EXCERPTED DATA:
------------------------------------------------------------
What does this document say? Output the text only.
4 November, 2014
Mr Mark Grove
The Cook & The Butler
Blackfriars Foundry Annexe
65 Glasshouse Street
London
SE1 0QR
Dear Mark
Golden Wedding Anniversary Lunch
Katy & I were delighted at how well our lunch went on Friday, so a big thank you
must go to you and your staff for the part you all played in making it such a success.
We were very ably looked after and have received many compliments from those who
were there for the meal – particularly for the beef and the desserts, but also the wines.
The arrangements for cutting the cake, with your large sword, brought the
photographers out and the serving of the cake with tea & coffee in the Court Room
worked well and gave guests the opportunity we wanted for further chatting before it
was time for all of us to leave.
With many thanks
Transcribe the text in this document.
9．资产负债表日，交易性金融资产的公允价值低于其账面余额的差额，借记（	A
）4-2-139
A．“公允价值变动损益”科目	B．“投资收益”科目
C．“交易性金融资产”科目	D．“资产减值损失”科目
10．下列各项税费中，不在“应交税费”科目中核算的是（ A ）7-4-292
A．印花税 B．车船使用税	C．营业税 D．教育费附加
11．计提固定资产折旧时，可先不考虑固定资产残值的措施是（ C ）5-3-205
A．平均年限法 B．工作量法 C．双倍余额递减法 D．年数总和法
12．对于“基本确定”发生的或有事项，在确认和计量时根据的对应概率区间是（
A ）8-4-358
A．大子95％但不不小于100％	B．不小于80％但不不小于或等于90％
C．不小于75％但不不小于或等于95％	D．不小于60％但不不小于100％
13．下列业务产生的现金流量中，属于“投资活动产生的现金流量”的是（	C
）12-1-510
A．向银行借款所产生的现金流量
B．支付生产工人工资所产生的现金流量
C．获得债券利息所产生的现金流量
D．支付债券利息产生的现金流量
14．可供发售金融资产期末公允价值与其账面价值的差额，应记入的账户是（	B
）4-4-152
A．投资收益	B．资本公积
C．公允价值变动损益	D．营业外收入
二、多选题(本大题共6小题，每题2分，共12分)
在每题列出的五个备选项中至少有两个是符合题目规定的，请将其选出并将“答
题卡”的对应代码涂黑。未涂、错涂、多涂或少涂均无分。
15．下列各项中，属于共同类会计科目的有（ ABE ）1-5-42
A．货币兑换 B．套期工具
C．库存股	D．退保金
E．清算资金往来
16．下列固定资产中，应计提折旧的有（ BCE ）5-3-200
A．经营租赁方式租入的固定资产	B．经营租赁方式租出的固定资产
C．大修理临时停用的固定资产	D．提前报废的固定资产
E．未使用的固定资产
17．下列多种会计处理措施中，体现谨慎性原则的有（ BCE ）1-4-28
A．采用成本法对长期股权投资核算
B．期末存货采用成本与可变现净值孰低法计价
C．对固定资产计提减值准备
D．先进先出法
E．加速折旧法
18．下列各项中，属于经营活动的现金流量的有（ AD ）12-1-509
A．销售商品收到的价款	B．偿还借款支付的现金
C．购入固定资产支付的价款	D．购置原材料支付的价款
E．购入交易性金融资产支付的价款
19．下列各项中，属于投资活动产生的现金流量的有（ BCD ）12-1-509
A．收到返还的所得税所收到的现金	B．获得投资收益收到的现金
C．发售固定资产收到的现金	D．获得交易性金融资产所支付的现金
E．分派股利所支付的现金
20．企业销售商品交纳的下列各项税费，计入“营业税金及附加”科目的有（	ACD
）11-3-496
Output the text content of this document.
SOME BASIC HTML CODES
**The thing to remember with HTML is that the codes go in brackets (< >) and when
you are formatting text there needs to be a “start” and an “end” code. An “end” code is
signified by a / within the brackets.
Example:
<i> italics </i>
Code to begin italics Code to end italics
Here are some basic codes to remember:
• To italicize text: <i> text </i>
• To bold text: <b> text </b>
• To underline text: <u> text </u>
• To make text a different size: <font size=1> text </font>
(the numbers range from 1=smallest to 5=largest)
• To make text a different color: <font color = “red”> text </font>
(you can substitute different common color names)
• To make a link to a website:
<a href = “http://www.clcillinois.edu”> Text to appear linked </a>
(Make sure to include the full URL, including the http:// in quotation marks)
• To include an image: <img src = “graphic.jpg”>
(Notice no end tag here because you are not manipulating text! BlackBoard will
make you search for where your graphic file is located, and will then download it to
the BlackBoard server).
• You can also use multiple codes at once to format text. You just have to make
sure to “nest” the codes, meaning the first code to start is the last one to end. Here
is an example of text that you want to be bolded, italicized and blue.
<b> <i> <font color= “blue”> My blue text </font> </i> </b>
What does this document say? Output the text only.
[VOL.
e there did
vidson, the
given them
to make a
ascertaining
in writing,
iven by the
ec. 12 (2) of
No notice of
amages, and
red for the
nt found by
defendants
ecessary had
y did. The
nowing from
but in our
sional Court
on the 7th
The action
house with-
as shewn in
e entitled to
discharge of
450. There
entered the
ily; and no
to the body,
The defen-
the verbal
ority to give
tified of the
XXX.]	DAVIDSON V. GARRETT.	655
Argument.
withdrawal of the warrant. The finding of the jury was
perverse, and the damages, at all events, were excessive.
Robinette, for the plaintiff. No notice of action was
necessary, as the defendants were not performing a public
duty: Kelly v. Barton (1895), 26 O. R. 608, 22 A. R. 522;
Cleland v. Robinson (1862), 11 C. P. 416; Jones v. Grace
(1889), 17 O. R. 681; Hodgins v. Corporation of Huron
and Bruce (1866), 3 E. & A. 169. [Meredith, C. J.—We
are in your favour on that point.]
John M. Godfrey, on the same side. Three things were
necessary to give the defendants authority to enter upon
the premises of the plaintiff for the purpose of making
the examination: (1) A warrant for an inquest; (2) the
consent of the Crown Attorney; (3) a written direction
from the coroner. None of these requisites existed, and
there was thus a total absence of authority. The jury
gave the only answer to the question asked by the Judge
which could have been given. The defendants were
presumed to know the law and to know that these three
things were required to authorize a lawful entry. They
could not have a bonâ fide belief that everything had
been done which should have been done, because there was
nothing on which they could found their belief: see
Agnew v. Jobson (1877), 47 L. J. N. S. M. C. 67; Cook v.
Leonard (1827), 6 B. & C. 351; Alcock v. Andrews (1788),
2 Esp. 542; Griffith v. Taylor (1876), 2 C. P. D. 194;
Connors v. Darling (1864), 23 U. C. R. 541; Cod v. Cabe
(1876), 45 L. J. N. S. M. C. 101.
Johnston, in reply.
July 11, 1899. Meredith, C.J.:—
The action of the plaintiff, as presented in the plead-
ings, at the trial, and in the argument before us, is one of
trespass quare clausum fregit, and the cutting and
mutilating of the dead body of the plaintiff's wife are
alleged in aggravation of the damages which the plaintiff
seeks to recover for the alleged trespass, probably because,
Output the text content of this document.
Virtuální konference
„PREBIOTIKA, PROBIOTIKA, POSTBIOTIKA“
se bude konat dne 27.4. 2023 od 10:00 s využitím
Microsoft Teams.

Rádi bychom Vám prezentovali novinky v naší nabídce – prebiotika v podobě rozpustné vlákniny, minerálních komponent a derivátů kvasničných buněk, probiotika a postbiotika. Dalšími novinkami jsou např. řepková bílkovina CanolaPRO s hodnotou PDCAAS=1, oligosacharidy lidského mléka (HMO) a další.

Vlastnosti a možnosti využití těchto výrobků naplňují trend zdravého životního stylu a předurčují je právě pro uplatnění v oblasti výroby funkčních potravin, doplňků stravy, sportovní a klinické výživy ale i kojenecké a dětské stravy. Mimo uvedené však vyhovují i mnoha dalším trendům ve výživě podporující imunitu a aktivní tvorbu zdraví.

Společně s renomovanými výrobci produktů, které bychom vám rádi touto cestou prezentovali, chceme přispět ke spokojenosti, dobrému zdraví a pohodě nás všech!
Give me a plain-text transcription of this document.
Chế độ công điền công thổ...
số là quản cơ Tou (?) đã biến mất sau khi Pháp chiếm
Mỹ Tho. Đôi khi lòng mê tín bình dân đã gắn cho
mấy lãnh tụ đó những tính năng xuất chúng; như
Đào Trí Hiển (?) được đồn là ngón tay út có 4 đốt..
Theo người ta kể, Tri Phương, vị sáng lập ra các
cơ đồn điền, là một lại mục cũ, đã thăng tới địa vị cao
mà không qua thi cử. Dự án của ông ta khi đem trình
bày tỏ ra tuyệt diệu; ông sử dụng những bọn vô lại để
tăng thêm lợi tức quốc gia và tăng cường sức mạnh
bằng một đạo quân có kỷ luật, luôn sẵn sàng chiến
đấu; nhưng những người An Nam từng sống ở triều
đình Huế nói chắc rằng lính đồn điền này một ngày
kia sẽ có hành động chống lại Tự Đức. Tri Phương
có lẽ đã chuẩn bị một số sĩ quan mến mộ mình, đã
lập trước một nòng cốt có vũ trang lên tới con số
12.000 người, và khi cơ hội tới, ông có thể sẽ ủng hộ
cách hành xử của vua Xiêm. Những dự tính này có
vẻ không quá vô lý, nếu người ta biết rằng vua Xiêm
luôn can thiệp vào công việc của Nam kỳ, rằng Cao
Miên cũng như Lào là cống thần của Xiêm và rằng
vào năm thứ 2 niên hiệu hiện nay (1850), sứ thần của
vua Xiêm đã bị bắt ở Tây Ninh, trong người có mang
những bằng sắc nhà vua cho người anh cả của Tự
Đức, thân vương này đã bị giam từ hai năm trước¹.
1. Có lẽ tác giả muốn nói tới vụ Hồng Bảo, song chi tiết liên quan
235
------------------------------------------------------------
INSTRUCTIONS FOR THE TASK: Identify every line above that includes the word "người", and show those lines.

WRITTEN SOLUTION:
Theo người ta kể, Tri Phương, vị sáng lập ra các
đấu; nhưng những người An Nam từng sống ở triều
12.000 người, và khi cơ hội tới, ông có thể sẽ ủng hộ
vẻ không quá vô lý, nếu người ta biết rằng vua Xiêm
vua Xiêm đã bị bắt ở Tây Ninh, trong người có mang
những bằng sắc nhà vua cho người anh cả của Tự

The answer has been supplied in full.